STATED TASK:
Render the lines of the material from the one containing "main-window: Ideas Index" through the one containing "display-note-link[interactable]: Display Note", inclusive, as a JSON list of strings with one string per line and no blank lines.

# Start of DATA SUPPLIED

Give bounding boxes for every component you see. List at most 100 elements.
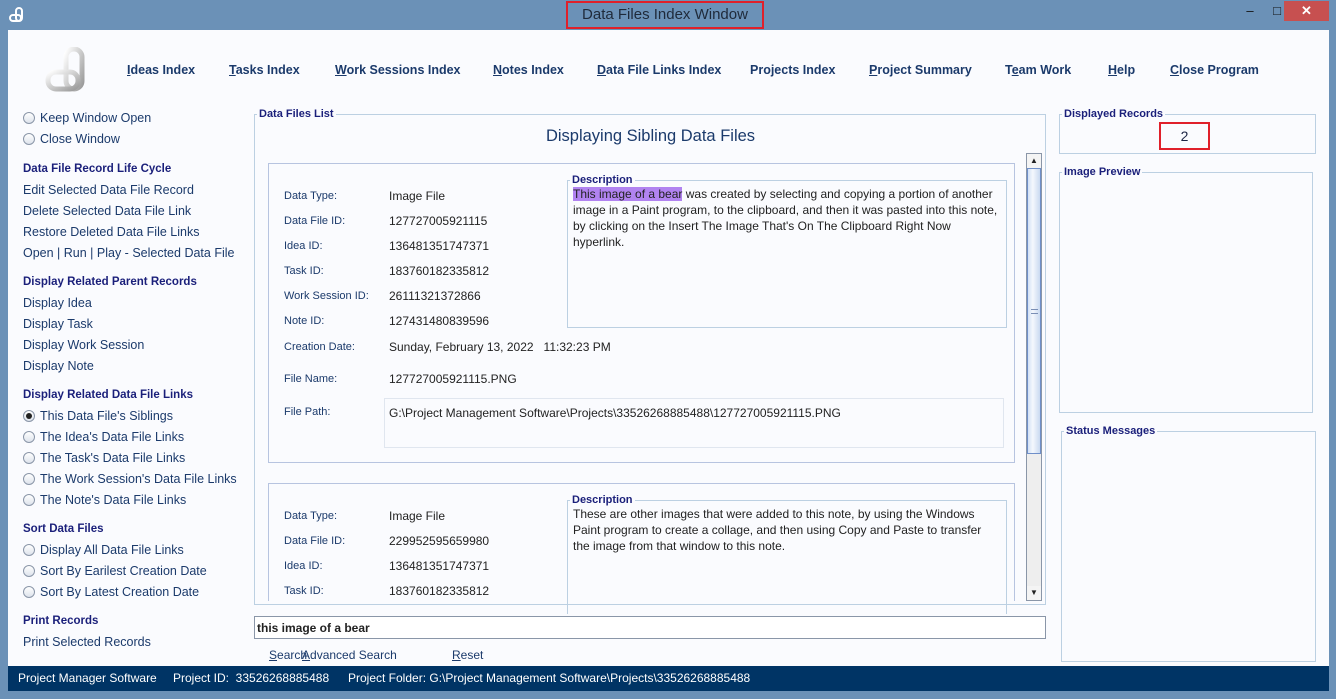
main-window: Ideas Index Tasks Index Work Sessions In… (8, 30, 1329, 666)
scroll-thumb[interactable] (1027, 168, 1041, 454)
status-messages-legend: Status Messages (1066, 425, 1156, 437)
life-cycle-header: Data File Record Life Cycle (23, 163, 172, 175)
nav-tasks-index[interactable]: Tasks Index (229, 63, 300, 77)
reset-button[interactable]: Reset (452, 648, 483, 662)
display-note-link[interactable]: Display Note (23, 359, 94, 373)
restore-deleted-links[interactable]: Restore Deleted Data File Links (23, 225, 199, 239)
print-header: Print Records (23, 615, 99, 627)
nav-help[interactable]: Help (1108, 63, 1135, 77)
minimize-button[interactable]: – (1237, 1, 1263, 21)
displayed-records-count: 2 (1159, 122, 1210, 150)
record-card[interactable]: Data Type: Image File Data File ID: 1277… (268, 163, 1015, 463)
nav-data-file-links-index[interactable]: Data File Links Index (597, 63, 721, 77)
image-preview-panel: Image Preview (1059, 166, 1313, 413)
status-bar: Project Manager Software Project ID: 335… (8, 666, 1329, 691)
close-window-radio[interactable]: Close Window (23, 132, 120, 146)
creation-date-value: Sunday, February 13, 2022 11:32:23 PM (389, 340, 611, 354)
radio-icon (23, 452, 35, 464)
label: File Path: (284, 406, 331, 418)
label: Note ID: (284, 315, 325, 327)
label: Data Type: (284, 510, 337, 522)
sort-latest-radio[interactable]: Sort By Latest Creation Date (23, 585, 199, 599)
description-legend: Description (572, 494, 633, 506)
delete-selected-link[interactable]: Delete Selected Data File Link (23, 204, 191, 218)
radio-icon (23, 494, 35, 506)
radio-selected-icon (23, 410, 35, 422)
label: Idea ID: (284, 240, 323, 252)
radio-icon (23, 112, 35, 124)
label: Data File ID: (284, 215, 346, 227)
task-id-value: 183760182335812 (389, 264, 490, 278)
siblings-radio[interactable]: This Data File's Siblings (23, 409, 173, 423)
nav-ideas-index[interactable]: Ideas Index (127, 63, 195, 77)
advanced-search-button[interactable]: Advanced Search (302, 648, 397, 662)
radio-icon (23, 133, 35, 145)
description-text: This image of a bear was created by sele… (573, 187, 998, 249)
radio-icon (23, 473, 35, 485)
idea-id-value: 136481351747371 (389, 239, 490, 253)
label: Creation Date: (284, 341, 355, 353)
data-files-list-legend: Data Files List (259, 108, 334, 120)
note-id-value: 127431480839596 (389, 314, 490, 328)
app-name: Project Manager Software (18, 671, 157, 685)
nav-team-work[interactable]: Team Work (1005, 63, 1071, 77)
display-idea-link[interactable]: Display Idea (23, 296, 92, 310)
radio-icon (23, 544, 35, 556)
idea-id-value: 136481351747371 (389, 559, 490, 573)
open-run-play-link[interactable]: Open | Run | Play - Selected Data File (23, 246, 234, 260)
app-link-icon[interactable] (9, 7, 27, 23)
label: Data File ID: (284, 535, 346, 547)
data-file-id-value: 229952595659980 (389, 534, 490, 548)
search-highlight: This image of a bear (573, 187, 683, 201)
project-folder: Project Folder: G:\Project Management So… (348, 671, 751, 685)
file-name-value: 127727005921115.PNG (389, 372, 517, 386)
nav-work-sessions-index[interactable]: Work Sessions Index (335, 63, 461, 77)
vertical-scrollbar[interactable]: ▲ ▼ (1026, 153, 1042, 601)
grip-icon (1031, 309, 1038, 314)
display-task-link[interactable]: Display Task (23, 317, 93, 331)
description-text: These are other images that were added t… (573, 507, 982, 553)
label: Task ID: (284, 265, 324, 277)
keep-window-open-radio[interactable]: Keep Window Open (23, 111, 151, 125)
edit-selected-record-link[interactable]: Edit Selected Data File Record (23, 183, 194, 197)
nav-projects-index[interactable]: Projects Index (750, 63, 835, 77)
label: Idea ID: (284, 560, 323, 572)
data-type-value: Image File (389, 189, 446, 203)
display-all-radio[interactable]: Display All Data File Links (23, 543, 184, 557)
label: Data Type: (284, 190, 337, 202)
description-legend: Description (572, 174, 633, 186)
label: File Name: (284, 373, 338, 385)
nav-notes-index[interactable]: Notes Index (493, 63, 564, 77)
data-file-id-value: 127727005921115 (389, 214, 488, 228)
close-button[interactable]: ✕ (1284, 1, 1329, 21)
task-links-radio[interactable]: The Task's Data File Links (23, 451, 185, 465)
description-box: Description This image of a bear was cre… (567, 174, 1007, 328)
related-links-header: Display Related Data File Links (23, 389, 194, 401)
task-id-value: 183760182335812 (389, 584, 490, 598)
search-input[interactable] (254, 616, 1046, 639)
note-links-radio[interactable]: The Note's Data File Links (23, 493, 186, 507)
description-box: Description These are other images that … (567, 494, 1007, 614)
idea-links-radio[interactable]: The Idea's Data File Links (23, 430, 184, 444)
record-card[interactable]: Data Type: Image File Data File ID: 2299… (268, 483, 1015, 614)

# End of DATA SUPPLIED

RESPONSE:
[
  "main-window: Ideas Index Tasks Index Work Sessions In… (8, 30, 1329, 666)",
  "scroll-thumb[interactable] (1027, 168, 1041, 454)",
  "status-messages-legend: Status Messages (1066, 425, 1156, 437)",
  "life-cycle-header: Data File Record Life Cycle (23, 163, 172, 175)",
  "nav-tasks-index[interactable]: Tasks Index (229, 63, 300, 77)",
  "reset-button[interactable]: Reset (452, 648, 483, 662)",
  "display-note-link[interactable]: Display Note (23, 359, 94, 373)"
]